◆ TASK TO COMPLETE ◆
Please transcribe the data below exactly. Leave the pictures out.

◆ ROWS ◆
—————
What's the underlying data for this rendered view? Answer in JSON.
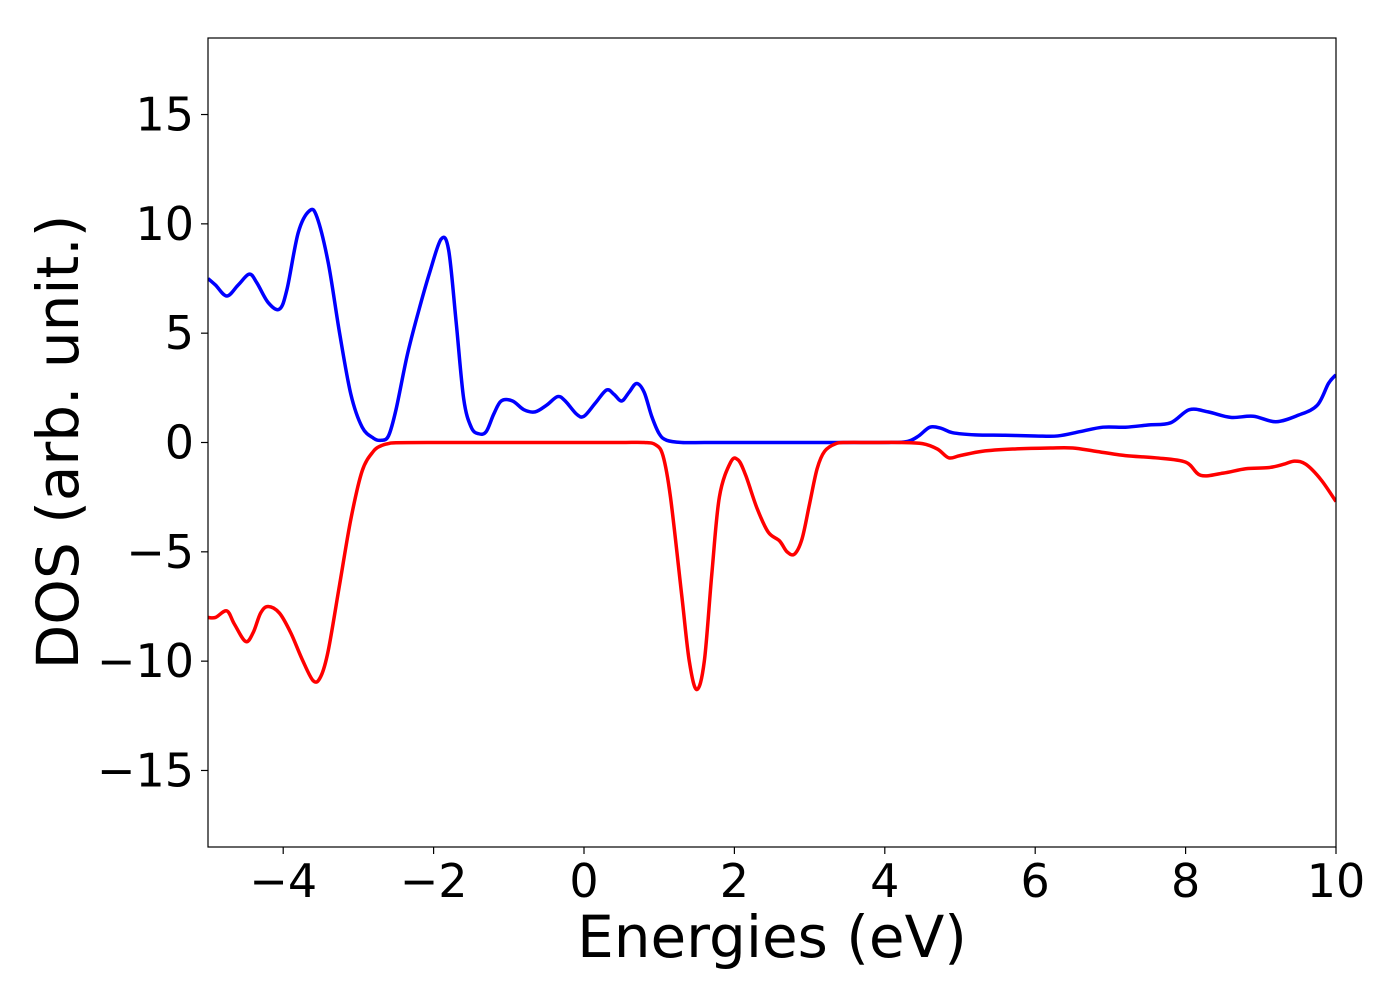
{
  "chart_data": {
    "type": "line",
    "title": "",
    "xlabel": "Energies (eV)",
    "ylabel": "DOS (arb. unit.)",
    "xlim": [
      -5,
      10
    ],
    "ylim": [
      -18.5,
      18.5
    ],
    "xticks": [
      -4,
      -2,
      0,
      2,
      4,
      6,
      8,
      10
    ],
    "yticks": [
      -15,
      -10,
      -5,
      0,
      5,
      10,
      15
    ],
    "xtick_labels": [
      "−4",
      "−2",
      "0",
      "2",
      "4",
      "6",
      "8",
      "10"
    ],
    "ytick_labels": [
      "−15",
      "−10",
      "−5",
      "0",
      "5",
      "10",
      "15"
    ],
    "grid": false,
    "legend": "none",
    "series": [
      {
        "color": "#0000ff",
        "x": [
          -5.0,
          -4.9,
          -4.75,
          -4.6,
          -4.45,
          -4.35,
          -4.2,
          -4.05,
          -3.95,
          -3.8,
          -3.65,
          -3.55,
          -3.4,
          -3.25,
          -3.1,
          -2.95,
          -2.8,
          -2.7,
          -2.6,
          -2.5,
          -2.35,
          -2.2,
          -2.05,
          -1.9,
          -1.8,
          -1.7,
          -1.6,
          -1.5,
          -1.4,
          -1.3,
          -1.2,
          -1.1,
          -0.95,
          -0.8,
          -0.65,
          -0.5,
          -0.35,
          -0.25,
          -0.1,
          0.0,
          0.15,
          0.3,
          0.4,
          0.5,
          0.6,
          0.7,
          0.8,
          0.9,
          1.0,
          1.1,
          1.3,
          1.6,
          2.0,
          3.0,
          4.0,
          4.3,
          4.45,
          4.6,
          4.75,
          4.9,
          5.2,
          5.6,
          6.0,
          6.3,
          6.6,
          6.9,
          7.2,
          7.5,
          7.8,
          8.05,
          8.3,
          8.6,
          8.9,
          9.2,
          9.5,
          9.75,
          9.9,
          10.0
        ],
        "y": [
          7.5,
          7.2,
          6.7,
          7.2,
          7.7,
          7.3,
          6.4,
          6.1,
          7.0,
          9.6,
          10.6,
          10.3,
          8.2,
          5.0,
          2.2,
          0.7,
          0.2,
          0.1,
          0.3,
          1.5,
          4.0,
          6.0,
          7.8,
          9.3,
          8.8,
          5.5,
          2.0,
          0.7,
          0.4,
          0.5,
          1.3,
          1.9,
          1.9,
          1.5,
          1.4,
          1.7,
          2.1,
          1.9,
          1.3,
          1.2,
          1.8,
          2.4,
          2.2,
          1.9,
          2.3,
          2.7,
          2.3,
          1.2,
          0.4,
          0.1,
          0.0,
          0.0,
          0.0,
          0.0,
          0.0,
          0.05,
          0.3,
          0.7,
          0.65,
          0.45,
          0.35,
          0.33,
          0.3,
          0.3,
          0.5,
          0.7,
          0.7,
          0.8,
          0.9,
          1.5,
          1.4,
          1.15,
          1.2,
          0.95,
          1.25,
          1.7,
          2.7,
          3.1
        ]
      },
      {
        "color": "#ff0000",
        "x": [
          -5.0,
          -4.9,
          -4.75,
          -4.65,
          -4.5,
          -4.4,
          -4.3,
          -4.2,
          -4.05,
          -3.9,
          -3.75,
          -3.6,
          -3.5,
          -3.4,
          -3.25,
          -3.1,
          -2.95,
          -2.8,
          -2.7,
          -2.6,
          -2.5,
          -2.0,
          -1.0,
          0.0,
          0.5,
          0.8,
          0.95,
          1.05,
          1.15,
          1.3,
          1.4,
          1.5,
          1.6,
          1.7,
          1.8,
          1.95,
          2.05,
          2.15,
          2.3,
          2.45,
          2.6,
          2.7,
          2.8,
          2.9,
          3.0,
          3.1,
          3.2,
          3.35,
          3.5,
          3.8,
          4.2,
          4.5,
          4.7,
          4.85,
          5.0,
          5.3,
          5.7,
          6.2,
          6.5,
          6.8,
          7.2,
          7.6,
          8.0,
          8.2,
          8.5,
          8.8,
          9.1,
          9.3,
          9.45,
          9.6,
          9.8,
          10.0
        ],
        "y": [
          -8.0,
          -8.0,
          -7.7,
          -8.3,
          -9.1,
          -8.7,
          -7.8,
          -7.5,
          -7.8,
          -8.7,
          -9.9,
          -10.9,
          -10.7,
          -9.5,
          -6.5,
          -3.5,
          -1.3,
          -0.4,
          -0.15,
          -0.05,
          -0.01,
          0.0,
          0.0,
          0.0,
          0.0,
          0.0,
          -0.1,
          -0.6,
          -2.5,
          -7.0,
          -10.0,
          -11.3,
          -10.0,
          -6.0,
          -2.5,
          -0.9,
          -0.8,
          -1.5,
          -3.0,
          -4.1,
          -4.5,
          -5.0,
          -5.1,
          -4.4,
          -2.8,
          -1.2,
          -0.4,
          -0.05,
          0.0,
          0.0,
          0.0,
          -0.05,
          -0.3,
          -0.7,
          -0.6,
          -0.4,
          -0.3,
          -0.25,
          -0.25,
          -0.4,
          -0.6,
          -0.7,
          -0.9,
          -1.5,
          -1.4,
          -1.2,
          -1.15,
          -1.0,
          -0.85,
          -1.0,
          -1.7,
          -2.7
        ]
      }
    ]
  }
}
—————
◆ RESULT BELOW ◆
What's the underlying data for this rendered view? Answer in JSON.
{
  "chart_data": {
    "type": "line",
    "title": "",
    "xlabel": "Energies (eV)",
    "ylabel": "DOS (arb. unit.)",
    "xlim": [
      -5,
      10
    ],
    "ylim": [
      -18.5,
      18.5
    ],
    "xticks": [
      -4,
      -2,
      0,
      2,
      4,
      6,
      8,
      10
    ],
    "yticks": [
      -15,
      -10,
      -5,
      0,
      5,
      10,
      15
    ],
    "xtick_labels": [
      "−4",
      "−2",
      "0",
      "2",
      "4",
      "6",
      "8",
      "10"
    ],
    "ytick_labels": [
      "−15",
      "−10",
      "−5",
      "0",
      "5",
      "10",
      "15"
    ],
    "grid": false,
    "legend": "none",
    "series": [
      {
        "color": "#0000ff",
        "x": [
          -5.0,
          -4.9,
          -4.75,
          -4.6,
          -4.45,
          -4.35,
          -4.2,
          -4.05,
          -3.95,
          -3.8,
          -3.65,
          -3.55,
          -3.4,
          -3.25,
          -3.1,
          -2.95,
          -2.8,
          -2.7,
          -2.6,
          -2.5,
          -2.35,
          -2.2,
          -2.05,
          -1.9,
          -1.8,
          -1.7,
          -1.6,
          -1.5,
          -1.4,
          -1.3,
          -1.2,
          -1.1,
          -0.95,
          -0.8,
          -0.65,
          -0.5,
          -0.35,
          -0.25,
          -0.1,
          0.0,
          0.15,
          0.3,
          0.4,
          0.5,
          0.6,
          0.7,
          0.8,
          0.9,
          1.0,
          1.1,
          1.3,
          1.6,
          2.0,
          3.0,
          4.0,
          4.3,
          4.45,
          4.6,
          4.75,
          4.9,
          5.2,
          5.6,
          6.0,
          6.3,
          6.6,
          6.9,
          7.2,
          7.5,
          7.8,
          8.05,
          8.3,
          8.6,
          8.9,
          9.2,
          9.5,
          9.75,
          9.9,
          10.0
        ],
        "y": [
          7.5,
          7.2,
          6.7,
          7.2,
          7.7,
          7.3,
          6.4,
          6.1,
          7.0,
          9.6,
          10.6,
          10.3,
          8.2,
          5.0,
          2.2,
          0.7,
          0.2,
          0.1,
          0.3,
          1.5,
          4.0,
          6.0,
          7.8,
          9.3,
          8.8,
          5.5,
          2.0,
          0.7,
          0.4,
          0.5,
          1.3,
          1.9,
          1.9,
          1.5,
          1.4,
          1.7,
          2.1,
          1.9,
          1.3,
          1.2,
          1.8,
          2.4,
          2.2,
          1.9,
          2.3,
          2.7,
          2.3,
          1.2,
          0.4,
          0.1,
          0.0,
          0.0,
          0.0,
          0.0,
          0.0,
          0.05,
          0.3,
          0.7,
          0.65,
          0.45,
          0.35,
          0.33,
          0.3,
          0.3,
          0.5,
          0.7,
          0.7,
          0.8,
          0.9,
          1.5,
          1.4,
          1.15,
          1.2,
          0.95,
          1.25,
          1.7,
          2.7,
          3.1
        ]
      },
      {
        "color": "#ff0000",
        "x": [
          -5.0,
          -4.9,
          -4.75,
          -4.65,
          -4.5,
          -4.4,
          -4.3,
          -4.2,
          -4.05,
          -3.9,
          -3.75,
          -3.6,
          -3.5,
          -3.4,
          -3.25,
          -3.1,
          -2.95,
          -2.8,
          -2.7,
          -2.6,
          -2.5,
          -2.0,
          -1.0,
          0.0,
          0.5,
          0.8,
          0.95,
          1.05,
          1.15,
          1.3,
          1.4,
          1.5,
          1.6,
          1.7,
          1.8,
          1.95,
          2.05,
          2.15,
          2.3,
          2.45,
          2.6,
          2.7,
          2.8,
          2.9,
          3.0,
          3.1,
          3.2,
          3.35,
          3.5,
          3.8,
          4.2,
          4.5,
          4.7,
          4.85,
          5.0,
          5.3,
          5.7,
          6.2,
          6.5,
          6.8,
          7.2,
          7.6,
          8.0,
          8.2,
          8.5,
          8.8,
          9.1,
          9.3,
          9.45,
          9.6,
          9.8,
          10.0
        ],
        "y": [
          -8.0,
          -8.0,
          -7.7,
          -8.3,
          -9.1,
          -8.7,
          -7.8,
          -7.5,
          -7.8,
          -8.7,
          -9.9,
          -10.9,
          -10.7,
          -9.5,
          -6.5,
          -3.5,
          -1.3,
          -0.4,
          -0.15,
          -0.05,
          -0.01,
          0.0,
          0.0,
          0.0,
          0.0,
          0.0,
          -0.1,
          -0.6,
          -2.5,
          -7.0,
          -10.0,
          -11.3,
          -10.0,
          -6.0,
          -2.5,
          -0.9,
          -0.8,
          -1.5,
          -3.0,
          -4.1,
          -4.5,
          -5.0,
          -5.1,
          -4.4,
          -2.8,
          -1.2,
          -0.4,
          -0.05,
          0.0,
          0.0,
          0.0,
          -0.05,
          -0.3,
          -0.7,
          -0.6,
          -0.4,
          -0.3,
          -0.25,
          -0.25,
          -0.4,
          -0.6,
          -0.7,
          -0.9,
          -1.5,
          -1.4,
          -1.2,
          -1.15,
          -1.0,
          -0.85,
          -1.0,
          -1.7,
          -2.7
        ]
      }
    ]
  }
}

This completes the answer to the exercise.